**REQUIRED WORK:** The required result is every line of the records that includes "Vereinsseen".

╔══

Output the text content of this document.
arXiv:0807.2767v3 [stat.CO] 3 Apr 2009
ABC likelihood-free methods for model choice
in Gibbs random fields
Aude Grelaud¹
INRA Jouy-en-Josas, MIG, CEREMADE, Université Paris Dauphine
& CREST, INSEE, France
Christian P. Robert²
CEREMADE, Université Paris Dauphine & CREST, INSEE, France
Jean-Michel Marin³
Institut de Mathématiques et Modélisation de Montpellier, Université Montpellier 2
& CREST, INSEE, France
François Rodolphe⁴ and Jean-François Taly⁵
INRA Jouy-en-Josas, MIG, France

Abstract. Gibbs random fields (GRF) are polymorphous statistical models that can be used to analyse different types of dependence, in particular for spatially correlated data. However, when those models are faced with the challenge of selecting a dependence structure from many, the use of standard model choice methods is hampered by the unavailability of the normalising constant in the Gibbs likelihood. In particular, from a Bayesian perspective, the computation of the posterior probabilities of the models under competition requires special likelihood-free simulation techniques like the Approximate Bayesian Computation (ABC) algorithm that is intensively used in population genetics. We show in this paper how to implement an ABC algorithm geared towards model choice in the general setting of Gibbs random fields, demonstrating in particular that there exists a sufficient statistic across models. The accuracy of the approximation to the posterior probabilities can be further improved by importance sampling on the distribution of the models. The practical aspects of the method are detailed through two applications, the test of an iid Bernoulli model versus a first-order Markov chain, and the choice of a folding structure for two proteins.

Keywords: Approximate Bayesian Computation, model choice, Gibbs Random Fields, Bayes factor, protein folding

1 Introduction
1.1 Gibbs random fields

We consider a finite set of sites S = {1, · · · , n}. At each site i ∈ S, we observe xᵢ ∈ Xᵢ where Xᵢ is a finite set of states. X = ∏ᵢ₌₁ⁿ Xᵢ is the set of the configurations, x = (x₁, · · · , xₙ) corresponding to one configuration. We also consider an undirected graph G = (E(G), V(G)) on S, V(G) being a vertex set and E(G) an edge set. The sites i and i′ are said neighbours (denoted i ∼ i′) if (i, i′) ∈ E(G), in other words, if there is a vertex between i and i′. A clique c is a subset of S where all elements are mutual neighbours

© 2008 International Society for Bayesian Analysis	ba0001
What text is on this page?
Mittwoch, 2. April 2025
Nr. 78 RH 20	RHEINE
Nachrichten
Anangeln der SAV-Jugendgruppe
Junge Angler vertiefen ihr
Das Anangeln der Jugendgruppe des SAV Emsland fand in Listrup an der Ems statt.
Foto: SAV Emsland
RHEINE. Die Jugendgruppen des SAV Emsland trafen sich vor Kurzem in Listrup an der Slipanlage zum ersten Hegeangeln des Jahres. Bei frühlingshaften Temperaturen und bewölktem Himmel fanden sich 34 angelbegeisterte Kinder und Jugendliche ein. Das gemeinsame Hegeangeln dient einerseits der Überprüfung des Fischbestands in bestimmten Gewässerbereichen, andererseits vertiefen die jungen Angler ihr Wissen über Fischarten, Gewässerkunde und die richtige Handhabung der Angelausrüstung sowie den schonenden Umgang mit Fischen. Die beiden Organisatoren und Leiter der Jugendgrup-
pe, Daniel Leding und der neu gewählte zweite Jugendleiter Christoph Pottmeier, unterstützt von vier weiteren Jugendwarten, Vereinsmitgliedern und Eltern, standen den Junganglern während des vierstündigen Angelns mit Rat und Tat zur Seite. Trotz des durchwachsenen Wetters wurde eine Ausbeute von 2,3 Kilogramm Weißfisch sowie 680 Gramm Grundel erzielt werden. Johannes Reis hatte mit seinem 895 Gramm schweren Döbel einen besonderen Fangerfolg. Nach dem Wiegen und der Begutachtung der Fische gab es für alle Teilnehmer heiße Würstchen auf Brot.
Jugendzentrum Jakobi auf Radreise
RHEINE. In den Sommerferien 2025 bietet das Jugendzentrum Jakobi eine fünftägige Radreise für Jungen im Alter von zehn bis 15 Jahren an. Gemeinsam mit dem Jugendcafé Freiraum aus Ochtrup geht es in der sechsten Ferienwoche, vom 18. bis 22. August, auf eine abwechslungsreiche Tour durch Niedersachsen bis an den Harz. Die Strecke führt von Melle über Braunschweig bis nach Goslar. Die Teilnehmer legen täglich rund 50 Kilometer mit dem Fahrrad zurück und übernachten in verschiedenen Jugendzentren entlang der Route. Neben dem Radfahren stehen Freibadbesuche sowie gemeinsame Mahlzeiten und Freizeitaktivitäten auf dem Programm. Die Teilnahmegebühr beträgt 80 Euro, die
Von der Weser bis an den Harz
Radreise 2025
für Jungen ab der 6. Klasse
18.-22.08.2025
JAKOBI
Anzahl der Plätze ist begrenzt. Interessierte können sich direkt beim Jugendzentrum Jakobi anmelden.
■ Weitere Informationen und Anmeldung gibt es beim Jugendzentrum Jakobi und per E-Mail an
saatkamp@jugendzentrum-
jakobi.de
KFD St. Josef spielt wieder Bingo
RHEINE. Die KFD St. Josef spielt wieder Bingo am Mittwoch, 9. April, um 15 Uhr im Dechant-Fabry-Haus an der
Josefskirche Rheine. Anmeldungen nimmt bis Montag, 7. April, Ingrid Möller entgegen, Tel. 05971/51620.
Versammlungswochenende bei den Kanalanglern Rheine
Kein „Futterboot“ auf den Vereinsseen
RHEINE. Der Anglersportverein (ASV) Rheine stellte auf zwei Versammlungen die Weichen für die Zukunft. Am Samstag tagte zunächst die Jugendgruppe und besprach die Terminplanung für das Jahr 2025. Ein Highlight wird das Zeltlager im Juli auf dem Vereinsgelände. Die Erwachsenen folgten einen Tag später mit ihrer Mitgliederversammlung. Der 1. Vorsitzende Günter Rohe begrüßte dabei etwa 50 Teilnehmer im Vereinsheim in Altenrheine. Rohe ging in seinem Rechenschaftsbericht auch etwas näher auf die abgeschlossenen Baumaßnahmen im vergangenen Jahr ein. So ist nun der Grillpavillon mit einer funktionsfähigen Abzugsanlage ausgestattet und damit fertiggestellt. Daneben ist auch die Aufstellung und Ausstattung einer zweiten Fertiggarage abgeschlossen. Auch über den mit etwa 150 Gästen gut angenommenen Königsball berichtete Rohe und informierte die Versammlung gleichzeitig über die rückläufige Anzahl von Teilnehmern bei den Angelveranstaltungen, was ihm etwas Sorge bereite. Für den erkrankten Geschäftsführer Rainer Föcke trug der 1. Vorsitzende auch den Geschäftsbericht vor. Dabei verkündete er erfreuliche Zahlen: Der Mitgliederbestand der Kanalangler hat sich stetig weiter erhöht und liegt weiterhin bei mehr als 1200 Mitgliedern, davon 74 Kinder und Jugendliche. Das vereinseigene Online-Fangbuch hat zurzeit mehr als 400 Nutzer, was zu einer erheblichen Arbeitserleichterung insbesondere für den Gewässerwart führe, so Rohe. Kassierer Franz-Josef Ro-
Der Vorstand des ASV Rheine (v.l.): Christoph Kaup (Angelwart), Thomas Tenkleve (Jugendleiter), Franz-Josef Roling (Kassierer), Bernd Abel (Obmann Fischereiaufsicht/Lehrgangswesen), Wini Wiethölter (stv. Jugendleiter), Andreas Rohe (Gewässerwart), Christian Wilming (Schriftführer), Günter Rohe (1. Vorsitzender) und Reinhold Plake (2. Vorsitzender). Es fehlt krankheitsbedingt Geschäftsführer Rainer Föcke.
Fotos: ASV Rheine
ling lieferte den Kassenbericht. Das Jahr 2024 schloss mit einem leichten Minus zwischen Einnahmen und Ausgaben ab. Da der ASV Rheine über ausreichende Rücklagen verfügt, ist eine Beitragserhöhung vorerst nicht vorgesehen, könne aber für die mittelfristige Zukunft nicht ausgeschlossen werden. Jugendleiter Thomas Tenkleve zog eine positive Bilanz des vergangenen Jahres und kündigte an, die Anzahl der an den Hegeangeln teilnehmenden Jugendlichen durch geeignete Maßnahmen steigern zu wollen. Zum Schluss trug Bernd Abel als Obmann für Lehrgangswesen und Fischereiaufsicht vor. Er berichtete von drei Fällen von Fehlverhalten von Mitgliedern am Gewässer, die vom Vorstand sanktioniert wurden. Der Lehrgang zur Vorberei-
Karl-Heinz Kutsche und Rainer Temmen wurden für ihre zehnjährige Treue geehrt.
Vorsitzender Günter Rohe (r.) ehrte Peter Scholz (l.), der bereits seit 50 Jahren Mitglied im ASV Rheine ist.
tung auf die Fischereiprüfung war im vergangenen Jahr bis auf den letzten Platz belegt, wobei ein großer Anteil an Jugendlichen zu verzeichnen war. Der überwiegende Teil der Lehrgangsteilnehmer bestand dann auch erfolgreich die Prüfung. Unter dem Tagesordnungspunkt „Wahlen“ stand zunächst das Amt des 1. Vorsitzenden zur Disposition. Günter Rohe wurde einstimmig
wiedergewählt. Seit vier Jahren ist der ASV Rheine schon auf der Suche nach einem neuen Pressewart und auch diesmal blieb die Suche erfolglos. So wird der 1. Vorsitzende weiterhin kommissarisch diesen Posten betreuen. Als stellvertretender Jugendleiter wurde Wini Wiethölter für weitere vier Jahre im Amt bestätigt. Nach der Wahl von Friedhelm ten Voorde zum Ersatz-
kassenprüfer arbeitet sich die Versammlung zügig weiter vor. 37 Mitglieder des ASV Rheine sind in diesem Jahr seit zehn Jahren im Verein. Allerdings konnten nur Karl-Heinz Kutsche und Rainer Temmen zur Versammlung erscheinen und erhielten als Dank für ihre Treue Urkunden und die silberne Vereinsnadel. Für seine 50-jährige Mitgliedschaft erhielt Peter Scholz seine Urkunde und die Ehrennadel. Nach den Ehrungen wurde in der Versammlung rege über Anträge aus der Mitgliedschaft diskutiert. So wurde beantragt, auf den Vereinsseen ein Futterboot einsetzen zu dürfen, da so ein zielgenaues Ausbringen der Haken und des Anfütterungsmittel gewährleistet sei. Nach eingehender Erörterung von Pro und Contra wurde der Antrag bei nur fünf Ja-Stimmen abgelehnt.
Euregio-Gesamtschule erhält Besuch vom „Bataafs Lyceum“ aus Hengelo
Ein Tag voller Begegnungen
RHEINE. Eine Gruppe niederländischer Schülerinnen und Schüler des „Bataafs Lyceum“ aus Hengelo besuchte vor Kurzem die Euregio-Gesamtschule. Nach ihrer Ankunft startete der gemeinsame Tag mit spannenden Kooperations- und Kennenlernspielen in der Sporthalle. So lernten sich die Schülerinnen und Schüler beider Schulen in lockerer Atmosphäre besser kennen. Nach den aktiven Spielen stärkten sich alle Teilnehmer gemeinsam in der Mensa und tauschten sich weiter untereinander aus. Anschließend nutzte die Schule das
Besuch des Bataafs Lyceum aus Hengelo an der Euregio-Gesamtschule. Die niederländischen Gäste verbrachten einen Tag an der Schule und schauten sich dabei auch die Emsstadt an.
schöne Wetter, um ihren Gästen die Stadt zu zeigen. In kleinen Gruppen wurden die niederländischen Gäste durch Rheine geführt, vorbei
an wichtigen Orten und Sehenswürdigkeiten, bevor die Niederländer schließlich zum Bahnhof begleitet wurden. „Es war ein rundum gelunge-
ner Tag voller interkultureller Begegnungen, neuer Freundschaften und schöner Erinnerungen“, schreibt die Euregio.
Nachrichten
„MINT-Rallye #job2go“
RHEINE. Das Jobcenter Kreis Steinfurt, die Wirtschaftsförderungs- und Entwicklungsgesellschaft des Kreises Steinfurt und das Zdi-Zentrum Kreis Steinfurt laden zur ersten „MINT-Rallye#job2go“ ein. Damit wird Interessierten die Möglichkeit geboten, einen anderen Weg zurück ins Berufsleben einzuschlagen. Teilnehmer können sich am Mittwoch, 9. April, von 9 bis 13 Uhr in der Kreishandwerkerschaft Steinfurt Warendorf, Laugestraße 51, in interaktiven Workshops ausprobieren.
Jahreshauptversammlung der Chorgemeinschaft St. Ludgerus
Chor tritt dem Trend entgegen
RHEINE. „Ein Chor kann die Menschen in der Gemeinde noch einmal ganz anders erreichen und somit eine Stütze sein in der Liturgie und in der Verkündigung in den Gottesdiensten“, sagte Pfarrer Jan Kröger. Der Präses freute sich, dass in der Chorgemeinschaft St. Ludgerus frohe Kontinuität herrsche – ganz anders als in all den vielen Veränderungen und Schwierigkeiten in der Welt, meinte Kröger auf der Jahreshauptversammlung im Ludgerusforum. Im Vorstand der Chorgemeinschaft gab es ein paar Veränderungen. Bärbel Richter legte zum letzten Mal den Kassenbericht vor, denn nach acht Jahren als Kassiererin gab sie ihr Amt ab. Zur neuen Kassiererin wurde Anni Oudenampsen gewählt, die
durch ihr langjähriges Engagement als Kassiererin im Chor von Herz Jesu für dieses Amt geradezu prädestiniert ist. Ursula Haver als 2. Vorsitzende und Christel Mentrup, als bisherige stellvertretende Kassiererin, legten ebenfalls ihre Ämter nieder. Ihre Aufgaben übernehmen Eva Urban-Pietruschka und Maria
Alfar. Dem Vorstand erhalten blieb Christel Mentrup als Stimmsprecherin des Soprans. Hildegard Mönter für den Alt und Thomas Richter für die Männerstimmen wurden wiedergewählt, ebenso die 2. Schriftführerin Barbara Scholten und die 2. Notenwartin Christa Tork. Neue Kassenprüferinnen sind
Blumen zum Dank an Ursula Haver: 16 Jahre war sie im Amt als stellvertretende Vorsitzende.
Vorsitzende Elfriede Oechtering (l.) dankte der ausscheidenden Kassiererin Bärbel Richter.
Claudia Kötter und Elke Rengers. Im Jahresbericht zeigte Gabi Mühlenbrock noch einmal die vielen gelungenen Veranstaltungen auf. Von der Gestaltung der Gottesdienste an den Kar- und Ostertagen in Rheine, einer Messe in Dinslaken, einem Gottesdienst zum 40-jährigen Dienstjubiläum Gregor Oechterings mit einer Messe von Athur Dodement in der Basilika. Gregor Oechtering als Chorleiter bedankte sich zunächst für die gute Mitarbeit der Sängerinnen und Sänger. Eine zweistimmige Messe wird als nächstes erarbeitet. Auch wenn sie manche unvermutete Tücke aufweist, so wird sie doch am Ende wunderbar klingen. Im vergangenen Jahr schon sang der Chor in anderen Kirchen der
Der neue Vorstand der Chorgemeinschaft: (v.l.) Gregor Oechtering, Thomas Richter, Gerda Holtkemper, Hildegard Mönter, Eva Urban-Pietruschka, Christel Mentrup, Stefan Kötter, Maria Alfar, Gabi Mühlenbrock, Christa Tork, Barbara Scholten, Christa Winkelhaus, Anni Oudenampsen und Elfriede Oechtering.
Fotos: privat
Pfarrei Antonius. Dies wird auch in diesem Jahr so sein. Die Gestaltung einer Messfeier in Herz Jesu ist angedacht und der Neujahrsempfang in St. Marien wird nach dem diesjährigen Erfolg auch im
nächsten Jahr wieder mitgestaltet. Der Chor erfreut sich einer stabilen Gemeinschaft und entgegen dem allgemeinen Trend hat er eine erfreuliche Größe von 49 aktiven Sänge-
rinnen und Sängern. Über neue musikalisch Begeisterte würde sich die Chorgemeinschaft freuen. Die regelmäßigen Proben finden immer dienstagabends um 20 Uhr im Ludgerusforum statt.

╚══

**SOLUTION TO THIS PROBLEM:**
Kein „Futterboot“ auf den Vereinsseen
kassenprüfer arbeitet sich die Versammlung zügig weiter vor. 37 Mitglieder des ASV Rheine sind in diesem Jahr seit zehn Jahren im Verein. Allerdings konnten nur Karl-Heinz Kutsche und Rainer Temmen zur Versammlung erscheinen und erhielten als Dank für ihre Treue Urkunden und die silberne Vereinsnadel. Für seine 50-jährige Mitgliedschaft erhielt Peter Scholz seine Urkunde und die Ehrennadel. Nach den Ehrungen wurde in der Versammlung rege über Anträge aus der Mitgliedschaft diskutiert. So wurde beantragt, auf den Vereinsseen ein Futterboot einsetzen zu dürfen, da so ein zielgenaues Ausbringen der Haken und des Anfütterungsmittel gewährleistet sei. Nach eingehender Erörterung von Pro und Contra wurde der Antrag bei nur fünf Ja-Stimmen abgelehnt.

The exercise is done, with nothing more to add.